_Work instructions_. Return the full listing exactly as it is written.

_Data records_.

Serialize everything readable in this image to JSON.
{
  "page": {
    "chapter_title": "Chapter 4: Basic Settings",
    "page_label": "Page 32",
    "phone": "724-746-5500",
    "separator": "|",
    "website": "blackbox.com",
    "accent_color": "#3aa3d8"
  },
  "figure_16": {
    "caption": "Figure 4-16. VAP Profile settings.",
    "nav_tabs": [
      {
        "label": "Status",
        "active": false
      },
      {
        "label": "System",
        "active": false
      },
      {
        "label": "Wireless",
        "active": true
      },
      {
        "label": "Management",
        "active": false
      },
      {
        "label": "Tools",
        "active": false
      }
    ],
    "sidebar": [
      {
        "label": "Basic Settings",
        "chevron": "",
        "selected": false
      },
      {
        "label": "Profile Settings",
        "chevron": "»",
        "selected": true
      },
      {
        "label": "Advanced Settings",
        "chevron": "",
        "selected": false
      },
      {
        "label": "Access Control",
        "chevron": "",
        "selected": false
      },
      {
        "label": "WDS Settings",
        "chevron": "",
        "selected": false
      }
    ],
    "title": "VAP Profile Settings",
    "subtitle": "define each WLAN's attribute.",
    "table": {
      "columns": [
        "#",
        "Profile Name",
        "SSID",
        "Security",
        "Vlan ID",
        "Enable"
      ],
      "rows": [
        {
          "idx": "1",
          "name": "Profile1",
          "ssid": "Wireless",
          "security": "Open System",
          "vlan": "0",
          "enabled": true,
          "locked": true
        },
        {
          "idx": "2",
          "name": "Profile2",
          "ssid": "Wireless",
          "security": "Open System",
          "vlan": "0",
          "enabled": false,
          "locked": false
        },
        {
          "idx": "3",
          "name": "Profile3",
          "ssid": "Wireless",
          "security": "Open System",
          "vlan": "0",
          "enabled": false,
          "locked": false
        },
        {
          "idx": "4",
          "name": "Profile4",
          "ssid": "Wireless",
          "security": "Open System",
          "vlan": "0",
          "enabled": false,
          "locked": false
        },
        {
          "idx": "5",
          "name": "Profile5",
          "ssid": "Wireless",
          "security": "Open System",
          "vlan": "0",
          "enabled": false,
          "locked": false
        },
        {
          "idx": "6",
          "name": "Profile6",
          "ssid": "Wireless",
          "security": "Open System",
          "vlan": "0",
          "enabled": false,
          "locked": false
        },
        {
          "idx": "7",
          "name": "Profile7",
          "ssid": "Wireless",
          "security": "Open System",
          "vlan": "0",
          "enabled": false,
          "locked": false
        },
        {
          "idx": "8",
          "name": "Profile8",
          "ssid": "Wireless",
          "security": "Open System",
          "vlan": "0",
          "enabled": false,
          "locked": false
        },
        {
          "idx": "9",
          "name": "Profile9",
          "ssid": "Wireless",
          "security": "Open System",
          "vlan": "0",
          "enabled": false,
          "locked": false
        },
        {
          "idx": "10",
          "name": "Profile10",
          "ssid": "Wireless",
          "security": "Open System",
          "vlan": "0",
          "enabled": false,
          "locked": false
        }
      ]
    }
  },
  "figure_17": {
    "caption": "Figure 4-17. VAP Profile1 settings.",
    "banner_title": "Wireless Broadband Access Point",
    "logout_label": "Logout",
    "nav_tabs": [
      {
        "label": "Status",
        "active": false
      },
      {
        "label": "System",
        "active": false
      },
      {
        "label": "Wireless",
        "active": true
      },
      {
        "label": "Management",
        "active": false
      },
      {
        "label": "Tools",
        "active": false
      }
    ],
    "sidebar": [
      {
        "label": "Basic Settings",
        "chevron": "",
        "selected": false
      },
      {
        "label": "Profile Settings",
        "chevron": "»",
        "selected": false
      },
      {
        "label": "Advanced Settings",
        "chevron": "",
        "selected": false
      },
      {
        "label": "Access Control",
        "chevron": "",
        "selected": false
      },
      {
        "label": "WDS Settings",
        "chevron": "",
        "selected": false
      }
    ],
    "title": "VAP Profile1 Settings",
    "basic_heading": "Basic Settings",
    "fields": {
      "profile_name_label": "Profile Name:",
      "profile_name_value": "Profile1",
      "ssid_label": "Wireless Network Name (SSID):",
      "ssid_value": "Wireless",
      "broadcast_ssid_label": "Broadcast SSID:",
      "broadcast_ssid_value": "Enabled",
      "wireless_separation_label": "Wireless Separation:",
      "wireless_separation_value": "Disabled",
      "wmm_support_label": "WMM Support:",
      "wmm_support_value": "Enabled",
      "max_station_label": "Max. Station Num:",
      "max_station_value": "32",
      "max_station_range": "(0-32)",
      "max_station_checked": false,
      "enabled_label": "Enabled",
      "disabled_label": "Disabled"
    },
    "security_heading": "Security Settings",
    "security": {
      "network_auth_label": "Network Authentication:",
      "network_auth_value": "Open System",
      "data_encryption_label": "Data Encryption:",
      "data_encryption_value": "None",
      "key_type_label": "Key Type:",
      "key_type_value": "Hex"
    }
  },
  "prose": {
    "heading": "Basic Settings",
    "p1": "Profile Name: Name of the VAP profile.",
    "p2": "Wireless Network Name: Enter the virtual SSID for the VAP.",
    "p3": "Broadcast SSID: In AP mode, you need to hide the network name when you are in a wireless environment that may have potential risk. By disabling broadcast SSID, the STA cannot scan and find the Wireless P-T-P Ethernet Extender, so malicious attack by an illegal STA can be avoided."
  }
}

_Expected answer_.
Serialize everything readable in this image to JSON.
{
  "page": {
    "chapter_title": "Chapter 4: Basic Settings",
    "page_label": "Page 32",
    "phone": "724-746-5500",
    "separator": "|",
    "website": "blackbox.com",
    "accent_color": "#3aa3d8"
  },
  "figure_16": {
    "caption": "Figure 4-16. VAP Profile settings.",
    "nav_tabs": [
      {
        "label": "Status",
        "active": false
      },
      {
        "label": "System",
        "active": false
      },
      {
        "label": "Wireless",
        "active": true
      },
      {
        "label": "Management",
        "active": false
      },
      {
        "label": "Tools",
        "active": false
      }
    ],
    "sidebar": [
      {
        "label": "Basic Settings",
        "chevron": "",
        "selected": false
      },
      {
        "label": "Profile Settings",
        "chevron": "»",
        "selected": true
      },
      {
        "label": "Advanced Settings",
        "chevron": "",
        "selected": false
      },
      {
        "label": "Access Control",
        "chevron": "",
        "selected": false
      },
      {
        "label": "WDS Settings",
        "chevron": "",
        "selected": false
      }
    ],
    "title": "VAP Profile Settings",
    "subtitle": "define each WLAN's attribute.",
    "table": {
      "columns": [
        "#",
        "Profile Name",
        "SSID",
        "Security",
        "Vlan ID",
        "Enable"
      ],
      "rows": [
        {
          "idx": "1",
          "name": "Profile1",
          "ssid": "Wireless",
          "security": "Open System",
          "vlan": "0",
          "enabled": true,
          "locked": true
        },
        {
          "idx": "2",
          "name": "Profile2",
          "ssid": "Wireless",
          "security": "Open System",
          "vlan": "0",
          "enabled": false,
          "locked": false
        },
        {
          "idx": "3",
          "name": "Profile3",
          "ssid": "Wireless",
          "security": "Open System",
          "vlan": "0",
          "enabled": false,
          "locked": false
        },
        {
          "idx": "4",
          "name": "Profile4",
          "ssid": "Wireless",
          "security": "Open System",
          "vlan": "0",
          "enabled": false,
          "locked": false
        },
        {
          "idx": "5",
          "name": "Profile5",
          "ssid": "Wireless",
          "security": "Open System",
          "vlan": "0",
          "enabled": false,
          "locked": false
        },
        {
          "idx": "6",
          "name": "Profile6",
          "ssid": "Wireless",
          "security": "Open System",
          "vlan": "0",
          "enabled": false,
          "locked": false
        },
        {
          "idx": "7",
          "name": "Profile7",
          "ssid": "Wireless",
          "security": "Open System",
          "vlan": "0",
          "enabled": false,
          "locked": false
        },
        {
          "idx": "8",
          "name": "Profile8",
          "ssid": "Wireless",
          "security": "Open System",
          "vlan": "0",
          "enabled": false,
          "locked": false
        },
        {
          "idx": "9",
          "name": "Profile9",
          "ssid": "Wireless",
          "security": "Open System",
          "vlan": "0",
          "enabled": false,
          "locked": false
        },
        {
          "idx": "10",
          "name": "Profile10",
          "ssid": "Wireless",
          "security": "Open System",
          "vlan": "0",
          "enabled": false,
          "locked": false
        }
      ]
    }
  },
  "figure_17": {
    "caption": "Figure 4-17. VAP Profile1 settings.",
    "banner_title": "Wireless Broadband Access Point",
    "logout_label": "Logout",
    "nav_tabs": [
      {
        "label": "Status",
        "active": false
      },
      {
        "label": "System",
        "active": false
      },
      {
        "label": "Wireless",
        "active": true
      },
      {
        "label": "Management",
        "active": false
      },
      {
        "label": "Tools",
        "active": false
      }
    ],
    "sidebar": [
      {
        "label": "Basic Settings",
        "chevron": "",
        "selected": false
      },
      {
        "label": "Profile Settings",
        "chevron": "»",
        "selected": false
      },
      {
        "label": "Advanced Settings",
        "chevron": "",
        "selected": false
      },
      {
        "label": "Access Control",
        "chevron": "",
        "selected": false
      },
      {
        "label": "WDS Settings",
        "chevron": "",
        "selected": false
      }
    ],
    "title": "VAP Profile1 Settings",
    "basic_heading": "Basic Settings",
    "fields": {
      "profile_name_label": "Profile Name:",
      "profile_name_value": "Profile1",
      "ssid_label": "Wireless Network Name (SSID):",
      "ssid_value": "Wireless",
      "broadcast_ssid_label": "Broadcast SSID:",
      "broadcast_ssid_value": "Enabled",
      "wireless_separation_label": "Wireless Separation:",
      "wireless_separation_value": "Disabled",
      "wmm_support_label": "WMM Support:",
      "wmm_support_value": "Enabled",
      "max_station_label": "Max. Station Num:",
      "max_station_value": "32",
      "max_station_range": "(0-32)",
      "max_station_checked": false,
      "enabled_label": "Enabled",
      "disabled_label": "Disabled"
    },
    "security_heading": "Security Settings",
    "security": {
      "network_auth_label": "Network Authentication:",
      "network_auth_value": "Open System",
      "data_encryption_label": "Data Encryption:",
      "data_encryption_value": "None",
      "key_type_label": "Key Type:",
      "key_type_value": "Hex"
    }
  },
  "prose": {
    "heading": "Basic Settings",
    "p1": "Profile Name: Name of the VAP profile.",
    "p2": "Wireless Network Name: Enter the virtual SSID for the VAP.",
    "p3": "Broadcast SSID: In AP mode, you need to hide the network name when you are in a wireless environment that may have potential risk. By disabling broadcast SSID, the STA cannot scan and find the Wireless P-T-P Ethernet Extender, so malicious attack by an illegal STA can be avoided."
  }
}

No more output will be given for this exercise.